Data listing>
● ● ● ● ● ● ●
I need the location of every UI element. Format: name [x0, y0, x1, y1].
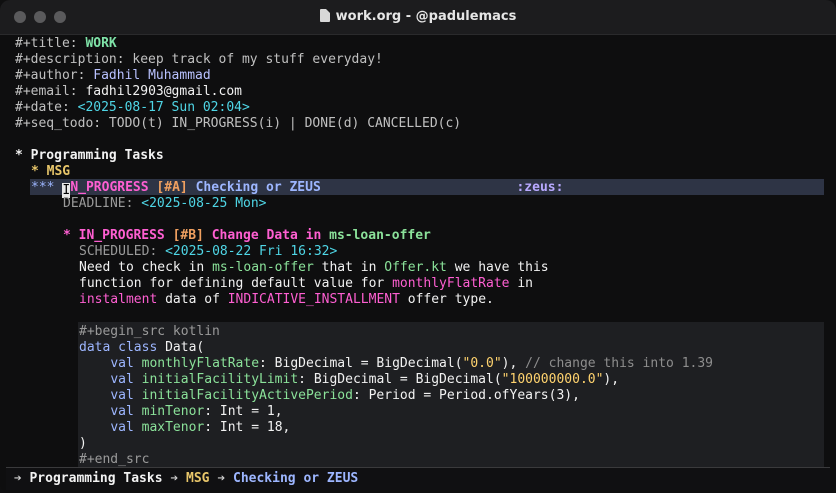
email-keyword-line: #+email: fadhil2903@gmail.com [15, 84, 242, 99]
code-line-4: val initialFacilityActivePeriod: Period … [110, 388, 580, 403]
code-line-2: val monthlyFlatRate: BigDecimal = BigDec… [110, 356, 713, 371]
heading-programming-tasks[interactable]: * Programming Tasks [15, 148, 164, 164]
breadcrumb-arrow-icon: ➔ [217, 471, 226, 486]
code-line-3: val initialFacilityLimit: BigDecimal = B… [110, 372, 620, 387]
heading-checking-or-zeus[interactable]: *** IN_PROGRESS [#A] Checking or ZEUS :z… [31, 180, 563, 198]
code-line-1: data class Data( [79, 340, 205, 355]
description-keyword-line: #+description: keep track of my stuff ev… [15, 52, 383, 67]
code-line-5: val minTenor: Int = 1, [110, 404, 283, 419]
date-keyword-line: #+date: <2025-08-17 Sun 02:04> [15, 100, 250, 115]
org-buffer[interactable]: #+title: WORK #+description: keep track … [0, 34, 836, 468]
breadcrumb-arrow-icon: ➔ [13, 471, 22, 486]
heading-change-data[interactable]: * IN_PROGRESS [#B] Change Data in ms-loa… [63, 228, 431, 244]
breadcrumb-checking-or-zeus[interactable]: Checking or ZEUS [233, 471, 358, 486]
title-bar: work.org - @padulemacs [0, 0, 836, 35]
body-line-3: instalment data of INDICATIVE_INSTALLMEN… [79, 292, 494, 307]
emacs-window: work.org - @padulemacs #+title: WORK #+d… [0, 0, 836, 493]
code-line-7: ) [79, 436, 87, 451]
breadcrumb-programming-tasks[interactable]: Programming Tasks [29, 471, 162, 486]
src-begin-line: #+begin_src kotlin [79, 324, 220, 339]
body-line-1: Need to check in ms-loan-offer that in O… [79, 260, 549, 275]
seq-todo-keyword-line: #+seq_todo: TODO(t) IN_PROGRESS(i) | DON… [15, 116, 462, 131]
scheduled-line: SCHEDULED: <2025-08-22 Fri 16:32> [79, 244, 338, 259]
tag-zeus[interactable]: :zeus: [516, 180, 563, 195]
document-icon [319, 9, 330, 22]
code-line-6: val maxTenor: Int = 18, [110, 420, 291, 435]
mode-line-breadcrumb: ➔ Programming Tasks ➔ MSG ➔ Checking or … [6, 467, 830, 490]
deadline-line: DEADLINE: <2025-08-25 Mon> [63, 196, 267, 211]
window-title-text: work.org - @padulemacs [335, 9, 517, 24]
author-keyword-line: #+author: Fadhil Muhammad [15, 68, 211, 83]
breadcrumb-msg[interactable]: MSG [186, 471, 209, 486]
src-end-line: #+end_src [79, 452, 150, 467]
title-keyword-line: #+title: WORK [15, 36, 117, 51]
heading-msg[interactable]: * MSG [31, 164, 70, 180]
breadcrumb-arrow-icon: ➔ [170, 471, 179, 486]
window-title: work.org - @padulemacs [0, 9, 836, 24]
body-line-2: function for defining default value for … [79, 276, 533, 291]
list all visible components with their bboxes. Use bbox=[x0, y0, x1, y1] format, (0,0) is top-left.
● ● ● ● ● ● ●
Task goal> Copy every row above word for word, leaving out the picture.

Expected output>
I need the location of every UI element. Format: name [x0, y0, x1, y1].
email-keyword-line: #+email: fadhil2903@gmail.com [15, 84, 242, 99]
code-line-4: val initialFacilityActivePeriod: Period … [110, 388, 580, 403]
code-line-2: val monthlyFlatRate: BigDecimal = BigDec… [110, 356, 713, 371]
heading-programming-tasks[interactable]: * Programming Tasks [15, 148, 164, 164]
breadcrumb-arrow-icon: ➔ [217, 471, 226, 486]
code-line-3: val initialFacilityLimit: BigDecimal = B… [110, 372, 620, 387]
heading-checking-or-zeus[interactable]: *** IN_PROGRESS [#A] Checking or ZEUS :z… [31, 180, 563, 198]
code-line-1: data class Data( [79, 340, 205, 355]
description-keyword-line: #+description: keep track of my stuff ev… [15, 52, 383, 67]
code-line-5: val minTenor: Int = 1, [110, 404, 283, 419]
date-keyword-line: #+date: <2025-08-17 Sun 02:04> [15, 100, 250, 115]
org-buffer[interactable]: #+title: WORK #+description: keep track … [0, 34, 836, 468]
breadcrumb-arrow-icon: ➔ [13, 471, 22, 486]
heading-change-data[interactable]: * IN_PROGRESS [#B] Change Data in ms-loa… [63, 228, 431, 244]
breadcrumb-checking-or-zeus[interactable]: Checking or ZEUS [233, 471, 358, 486]
title-bar: work.org - @padulemacs [0, 0, 836, 35]
body-line-3: instalment data of INDICATIVE_INSTALLMEN… [79, 292, 494, 307]
emacs-window: work.org - @padulemacs #+title: WORK #+d… [0, 0, 836, 493]
code-line-7: ) [79, 436, 87, 451]
breadcrumb-programming-tasks[interactable]: Programming Tasks [29, 471, 162, 486]
src-begin-line: #+begin_src kotlin [79, 324, 220, 339]
body-line-1: Need to check in ms-loan-offer that in O… [79, 260, 549, 275]
seq-todo-keyword-line: #+seq_todo: TODO(t) IN_PROGRESS(i) | DON… [15, 116, 462, 131]
scheduled-line: SCHEDULED: <2025-08-22 Fri 16:32> [79, 244, 338, 259]
tag-zeus[interactable]: :zeus: [516, 180, 563, 195]
document-icon [319, 9, 330, 22]
code-line-6: val maxTenor: Int = 18, [110, 420, 291, 435]
mode-line-breadcrumb: ➔ Programming Tasks ➔ MSG ➔ Checking or … [6, 467, 830, 490]
deadline-line: DEADLINE: <2025-08-25 Mon> [63, 196, 267, 211]
window-title-text: work.org - @padulemacs [335, 9, 517, 24]
author-keyword-line: #+author: Fadhil Muhammad [15, 68, 211, 83]
breadcrumb-msg[interactable]: MSG [186, 471, 209, 486]
src-end-line: #+end_src [79, 452, 150, 467]
title-keyword-line: #+title: WORK [15, 36, 117, 51]
heading-msg[interactable]: * MSG [31, 164, 70, 180]
breadcrumb-arrow-icon: ➔ [170, 471, 179, 486]
window-title: work.org - @padulemacs [0, 9, 836, 24]
body-line-2: function for defining default value for … [79, 276, 533, 291]
list all visible components with their bboxes. Use bbox=[x0, y0, x1, y1] format, (0,0) is top-left.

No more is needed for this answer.